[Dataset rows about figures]
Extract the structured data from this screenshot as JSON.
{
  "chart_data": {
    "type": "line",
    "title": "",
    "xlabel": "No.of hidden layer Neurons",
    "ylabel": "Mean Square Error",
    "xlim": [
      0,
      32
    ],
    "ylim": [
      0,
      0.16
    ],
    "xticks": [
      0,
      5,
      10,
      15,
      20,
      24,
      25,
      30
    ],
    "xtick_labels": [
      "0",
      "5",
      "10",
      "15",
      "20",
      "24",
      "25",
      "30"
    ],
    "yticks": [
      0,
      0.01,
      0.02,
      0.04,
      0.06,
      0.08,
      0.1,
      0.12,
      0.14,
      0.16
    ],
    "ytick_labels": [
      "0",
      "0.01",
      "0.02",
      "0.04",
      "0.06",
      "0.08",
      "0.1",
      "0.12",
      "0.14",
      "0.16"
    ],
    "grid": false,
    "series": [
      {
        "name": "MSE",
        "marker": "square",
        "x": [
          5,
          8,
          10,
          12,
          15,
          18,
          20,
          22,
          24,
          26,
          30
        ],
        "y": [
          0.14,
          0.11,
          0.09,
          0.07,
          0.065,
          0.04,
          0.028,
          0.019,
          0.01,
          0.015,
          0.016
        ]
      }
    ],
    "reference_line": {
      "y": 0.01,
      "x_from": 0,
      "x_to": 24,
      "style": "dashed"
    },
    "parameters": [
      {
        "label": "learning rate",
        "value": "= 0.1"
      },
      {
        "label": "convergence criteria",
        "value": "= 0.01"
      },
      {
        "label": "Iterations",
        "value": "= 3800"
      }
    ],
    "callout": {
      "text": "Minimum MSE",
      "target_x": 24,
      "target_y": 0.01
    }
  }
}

_Your objective_.
Each entry above needs to be retyped exactly.

_Complete answer_.
Extract the structured data from this screenshot as JSON.
{
  "chart_data": {
    "type": "line",
    "title": "",
    "xlabel": "No.of hidden layer Neurons",
    "ylabel": "Mean Square Error",
    "xlim": [
      0,
      32
    ],
    "ylim": [
      0,
      0.16
    ],
    "xticks": [
      0,
      5,
      10,
      15,
      20,
      24,
      25,
      30
    ],
    "xtick_labels": [
      "0",
      "5",
      "10",
      "15",
      "20",
      "24",
      "25",
      "30"
    ],
    "yticks": [
      0,
      0.01,
      0.02,
      0.04,
      0.06,
      0.08,
      0.1,
      0.12,
      0.14,
      0.16
    ],
    "ytick_labels": [
      "0",
      "0.01",
      "0.02",
      "0.04",
      "0.06",
      "0.08",
      "0.1",
      "0.12",
      "0.14",
      "0.16"
    ],
    "grid": false,
    "series": [
      {
        "name": "MSE",
        "marker": "square",
        "x": [
          5,
          8,
          10,
          12,
          15,
          18,
          20,
          22,
          24,
          26,
          30
        ],
        "y": [
          0.14,
          0.11,
          0.09,
          0.07,
          0.065,
          0.04,
          0.028,
          0.019,
          0.01,
          0.015,
          0.016
        ]
      }
    ],
    "reference_line": {
      "y": 0.01,
      "x_from": 0,
      "x_to": 24,
      "style": "dashed"
    },
    "parameters": [
      {
        "label": "learning rate",
        "value": "= 0.1"
      },
      {
        "label": "convergence criteria",
        "value": "= 0.01"
      },
      {
        "label": "Iterations",
        "value": "= 3800"
      }
    ],
    "callout": {
      "text": "Minimum MSE",
      "target_x": 24,
      "target_y": 0.01
    }
  }
}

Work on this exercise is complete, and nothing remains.